-- BEGIN Extracted information --
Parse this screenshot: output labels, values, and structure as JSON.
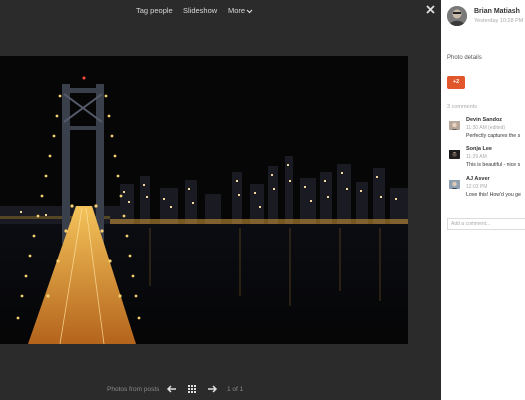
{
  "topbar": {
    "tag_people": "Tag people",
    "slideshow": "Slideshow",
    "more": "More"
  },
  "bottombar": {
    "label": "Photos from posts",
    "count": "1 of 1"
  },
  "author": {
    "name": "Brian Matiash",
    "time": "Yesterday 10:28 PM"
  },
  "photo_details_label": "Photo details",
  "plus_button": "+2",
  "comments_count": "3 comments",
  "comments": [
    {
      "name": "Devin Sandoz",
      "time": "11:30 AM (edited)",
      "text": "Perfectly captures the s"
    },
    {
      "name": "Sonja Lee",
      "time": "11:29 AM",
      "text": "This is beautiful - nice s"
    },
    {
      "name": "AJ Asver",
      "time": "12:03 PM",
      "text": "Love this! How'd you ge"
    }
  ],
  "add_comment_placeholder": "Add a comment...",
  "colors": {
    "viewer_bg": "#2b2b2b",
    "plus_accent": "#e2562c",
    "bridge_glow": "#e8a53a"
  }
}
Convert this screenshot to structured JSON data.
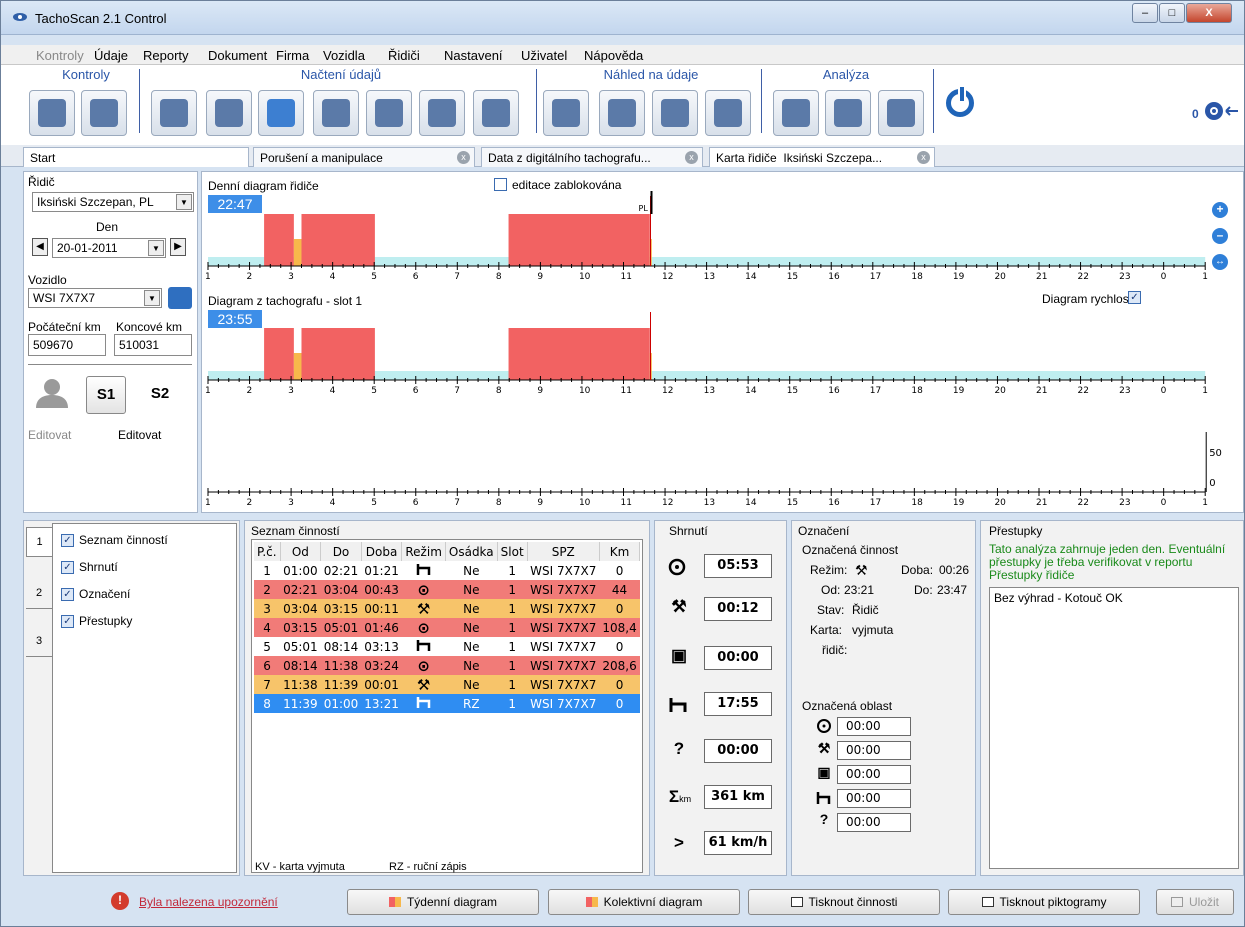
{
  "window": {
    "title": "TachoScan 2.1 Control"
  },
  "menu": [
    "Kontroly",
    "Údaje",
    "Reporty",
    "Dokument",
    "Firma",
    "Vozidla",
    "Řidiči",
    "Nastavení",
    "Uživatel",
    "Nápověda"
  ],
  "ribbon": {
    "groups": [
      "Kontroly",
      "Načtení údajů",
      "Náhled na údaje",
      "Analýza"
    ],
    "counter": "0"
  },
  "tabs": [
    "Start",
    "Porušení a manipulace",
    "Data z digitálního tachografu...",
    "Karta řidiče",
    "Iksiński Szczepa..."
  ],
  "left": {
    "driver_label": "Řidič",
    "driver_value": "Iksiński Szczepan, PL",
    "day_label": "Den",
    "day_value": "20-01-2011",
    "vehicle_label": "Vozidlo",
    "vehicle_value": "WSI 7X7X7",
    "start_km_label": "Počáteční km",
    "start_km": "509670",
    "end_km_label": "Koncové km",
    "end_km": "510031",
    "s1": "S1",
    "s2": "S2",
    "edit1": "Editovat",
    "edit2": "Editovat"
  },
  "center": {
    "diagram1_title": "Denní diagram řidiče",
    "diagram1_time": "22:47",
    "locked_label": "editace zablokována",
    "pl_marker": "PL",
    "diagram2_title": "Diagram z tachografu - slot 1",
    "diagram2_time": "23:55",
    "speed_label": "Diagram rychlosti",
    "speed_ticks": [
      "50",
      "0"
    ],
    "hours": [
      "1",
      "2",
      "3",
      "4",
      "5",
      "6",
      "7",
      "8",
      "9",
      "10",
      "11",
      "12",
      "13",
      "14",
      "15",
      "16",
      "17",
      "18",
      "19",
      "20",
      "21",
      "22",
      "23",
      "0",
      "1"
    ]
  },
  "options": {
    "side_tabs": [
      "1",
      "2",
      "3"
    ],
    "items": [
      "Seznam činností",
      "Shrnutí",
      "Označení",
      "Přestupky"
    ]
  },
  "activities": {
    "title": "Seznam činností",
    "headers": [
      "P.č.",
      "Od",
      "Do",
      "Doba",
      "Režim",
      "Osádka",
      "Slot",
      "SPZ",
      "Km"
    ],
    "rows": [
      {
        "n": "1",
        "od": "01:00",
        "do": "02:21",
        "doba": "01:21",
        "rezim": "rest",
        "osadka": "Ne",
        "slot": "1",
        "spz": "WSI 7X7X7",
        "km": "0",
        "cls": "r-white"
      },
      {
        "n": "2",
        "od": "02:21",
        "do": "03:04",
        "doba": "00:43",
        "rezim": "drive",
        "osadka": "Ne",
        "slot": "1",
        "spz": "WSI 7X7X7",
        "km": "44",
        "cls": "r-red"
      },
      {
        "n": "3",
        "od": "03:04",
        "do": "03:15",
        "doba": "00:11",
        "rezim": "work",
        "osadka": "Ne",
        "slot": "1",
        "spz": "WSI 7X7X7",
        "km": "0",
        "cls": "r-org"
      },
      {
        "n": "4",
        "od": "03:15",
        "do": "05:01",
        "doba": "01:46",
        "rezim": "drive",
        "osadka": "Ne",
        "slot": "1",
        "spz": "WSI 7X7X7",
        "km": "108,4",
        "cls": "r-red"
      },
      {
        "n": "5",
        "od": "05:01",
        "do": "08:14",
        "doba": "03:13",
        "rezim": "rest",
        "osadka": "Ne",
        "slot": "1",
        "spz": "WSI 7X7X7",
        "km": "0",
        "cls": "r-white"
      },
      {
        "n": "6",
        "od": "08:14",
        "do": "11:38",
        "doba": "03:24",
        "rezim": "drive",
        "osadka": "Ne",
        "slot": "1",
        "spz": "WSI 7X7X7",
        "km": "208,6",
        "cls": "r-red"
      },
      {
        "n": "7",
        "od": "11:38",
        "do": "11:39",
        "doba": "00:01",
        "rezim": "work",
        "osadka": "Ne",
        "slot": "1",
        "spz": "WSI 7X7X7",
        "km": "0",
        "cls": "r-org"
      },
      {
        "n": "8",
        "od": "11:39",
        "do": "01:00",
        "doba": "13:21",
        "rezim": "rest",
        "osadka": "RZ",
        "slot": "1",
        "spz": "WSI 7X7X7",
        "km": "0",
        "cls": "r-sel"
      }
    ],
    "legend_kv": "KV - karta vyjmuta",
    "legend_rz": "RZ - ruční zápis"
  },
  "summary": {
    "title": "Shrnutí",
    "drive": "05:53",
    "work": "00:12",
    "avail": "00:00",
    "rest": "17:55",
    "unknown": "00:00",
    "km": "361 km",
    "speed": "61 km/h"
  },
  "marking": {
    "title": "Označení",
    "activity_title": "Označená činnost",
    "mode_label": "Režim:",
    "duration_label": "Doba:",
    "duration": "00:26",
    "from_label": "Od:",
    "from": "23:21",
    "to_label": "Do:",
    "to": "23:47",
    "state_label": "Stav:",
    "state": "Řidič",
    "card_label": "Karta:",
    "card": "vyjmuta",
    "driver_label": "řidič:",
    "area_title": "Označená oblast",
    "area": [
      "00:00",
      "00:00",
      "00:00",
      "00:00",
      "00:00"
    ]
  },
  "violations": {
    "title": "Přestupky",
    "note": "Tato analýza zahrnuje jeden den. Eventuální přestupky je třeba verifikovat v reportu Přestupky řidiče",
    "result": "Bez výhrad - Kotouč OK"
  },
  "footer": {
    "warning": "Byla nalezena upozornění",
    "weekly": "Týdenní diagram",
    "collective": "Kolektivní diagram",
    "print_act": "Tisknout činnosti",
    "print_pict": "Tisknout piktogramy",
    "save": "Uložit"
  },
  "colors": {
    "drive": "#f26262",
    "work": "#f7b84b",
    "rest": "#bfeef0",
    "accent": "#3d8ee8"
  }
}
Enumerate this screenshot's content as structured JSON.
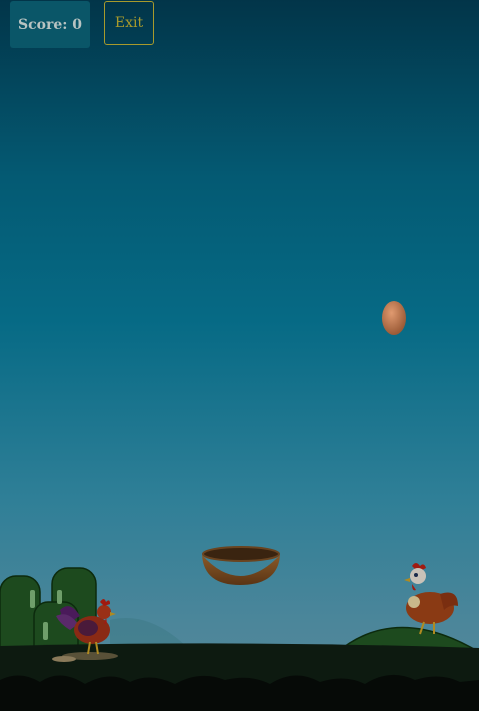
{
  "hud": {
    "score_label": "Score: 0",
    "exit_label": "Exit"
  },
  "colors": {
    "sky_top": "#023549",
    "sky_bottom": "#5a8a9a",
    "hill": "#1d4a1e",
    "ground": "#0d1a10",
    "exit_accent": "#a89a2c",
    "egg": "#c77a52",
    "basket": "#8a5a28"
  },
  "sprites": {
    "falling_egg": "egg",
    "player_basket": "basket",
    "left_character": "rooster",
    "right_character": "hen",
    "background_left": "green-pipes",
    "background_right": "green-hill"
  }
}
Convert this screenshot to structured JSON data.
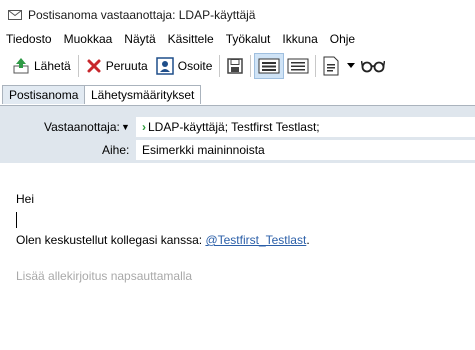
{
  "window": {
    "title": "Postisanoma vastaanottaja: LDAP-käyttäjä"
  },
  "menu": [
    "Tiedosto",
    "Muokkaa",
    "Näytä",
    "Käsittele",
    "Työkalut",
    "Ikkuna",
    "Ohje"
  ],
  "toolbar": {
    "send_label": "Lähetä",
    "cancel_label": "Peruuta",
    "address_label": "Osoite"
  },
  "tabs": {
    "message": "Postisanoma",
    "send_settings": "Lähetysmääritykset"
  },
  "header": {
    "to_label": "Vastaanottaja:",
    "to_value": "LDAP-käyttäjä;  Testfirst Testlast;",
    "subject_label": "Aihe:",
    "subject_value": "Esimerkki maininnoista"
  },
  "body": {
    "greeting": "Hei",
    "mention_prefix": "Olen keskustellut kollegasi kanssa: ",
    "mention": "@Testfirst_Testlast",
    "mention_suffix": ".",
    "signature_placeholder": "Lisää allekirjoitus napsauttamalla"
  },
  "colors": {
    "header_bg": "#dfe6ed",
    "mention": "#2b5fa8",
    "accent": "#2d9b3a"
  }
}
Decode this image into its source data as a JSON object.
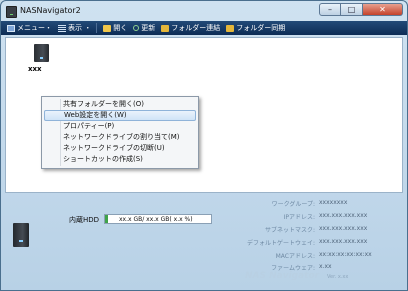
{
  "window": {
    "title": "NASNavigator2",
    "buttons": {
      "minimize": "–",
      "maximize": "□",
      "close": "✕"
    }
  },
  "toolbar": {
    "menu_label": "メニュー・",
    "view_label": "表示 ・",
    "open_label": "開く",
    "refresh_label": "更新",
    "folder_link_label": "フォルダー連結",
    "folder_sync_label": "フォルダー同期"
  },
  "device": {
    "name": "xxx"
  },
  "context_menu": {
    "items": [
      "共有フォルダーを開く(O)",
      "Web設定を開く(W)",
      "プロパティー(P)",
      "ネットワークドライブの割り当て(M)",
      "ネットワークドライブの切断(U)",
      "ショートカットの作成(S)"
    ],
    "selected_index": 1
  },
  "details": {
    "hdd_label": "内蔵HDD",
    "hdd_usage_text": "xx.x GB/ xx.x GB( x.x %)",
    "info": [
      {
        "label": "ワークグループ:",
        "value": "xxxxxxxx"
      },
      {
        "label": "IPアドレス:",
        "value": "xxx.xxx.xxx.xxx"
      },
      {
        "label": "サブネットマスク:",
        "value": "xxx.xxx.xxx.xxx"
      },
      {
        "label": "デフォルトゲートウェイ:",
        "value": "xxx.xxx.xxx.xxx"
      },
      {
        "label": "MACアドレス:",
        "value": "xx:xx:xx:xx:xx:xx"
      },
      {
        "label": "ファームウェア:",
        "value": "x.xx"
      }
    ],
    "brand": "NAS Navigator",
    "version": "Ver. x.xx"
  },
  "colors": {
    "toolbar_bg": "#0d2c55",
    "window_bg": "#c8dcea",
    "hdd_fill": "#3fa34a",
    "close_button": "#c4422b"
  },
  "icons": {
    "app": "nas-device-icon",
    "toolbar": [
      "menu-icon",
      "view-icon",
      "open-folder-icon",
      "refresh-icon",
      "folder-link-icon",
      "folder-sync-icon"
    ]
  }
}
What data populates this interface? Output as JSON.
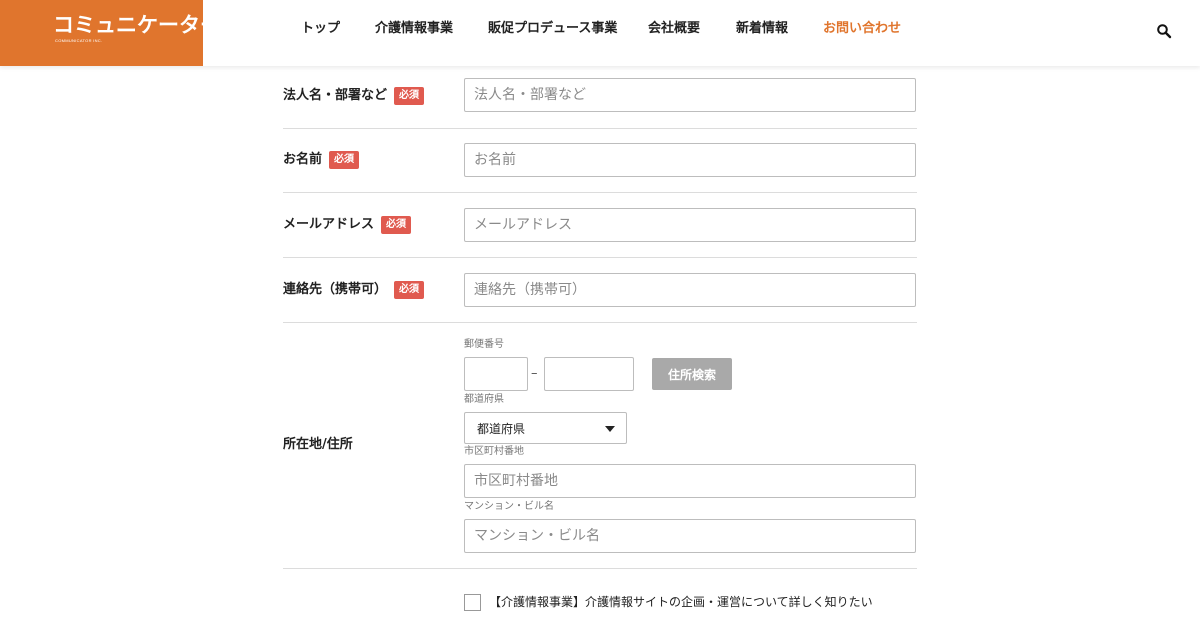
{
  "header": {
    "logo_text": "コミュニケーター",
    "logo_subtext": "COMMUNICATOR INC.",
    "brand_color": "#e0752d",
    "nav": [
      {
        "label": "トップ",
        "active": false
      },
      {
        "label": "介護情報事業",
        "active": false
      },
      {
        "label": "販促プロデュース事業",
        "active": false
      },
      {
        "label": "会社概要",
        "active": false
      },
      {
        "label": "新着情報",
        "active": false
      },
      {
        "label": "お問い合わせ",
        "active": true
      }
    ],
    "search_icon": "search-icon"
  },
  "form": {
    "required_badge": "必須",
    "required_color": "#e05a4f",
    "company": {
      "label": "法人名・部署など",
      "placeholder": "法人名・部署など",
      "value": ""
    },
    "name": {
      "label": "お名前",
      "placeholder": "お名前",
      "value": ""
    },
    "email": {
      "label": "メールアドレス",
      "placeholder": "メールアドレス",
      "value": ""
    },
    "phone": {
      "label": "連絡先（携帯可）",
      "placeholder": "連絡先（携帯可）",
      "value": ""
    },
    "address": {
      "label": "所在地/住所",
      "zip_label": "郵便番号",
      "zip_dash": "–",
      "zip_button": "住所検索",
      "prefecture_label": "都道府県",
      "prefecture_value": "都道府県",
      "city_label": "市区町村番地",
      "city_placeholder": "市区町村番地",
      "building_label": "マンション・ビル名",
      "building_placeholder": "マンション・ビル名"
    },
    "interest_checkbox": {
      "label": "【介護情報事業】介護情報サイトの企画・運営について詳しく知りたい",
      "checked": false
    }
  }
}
-- END Extracted information --
**Given exercise**
Looking at the material above, count the lines containing the string "Postisanoma" and reply with the count alone.

**The output**
2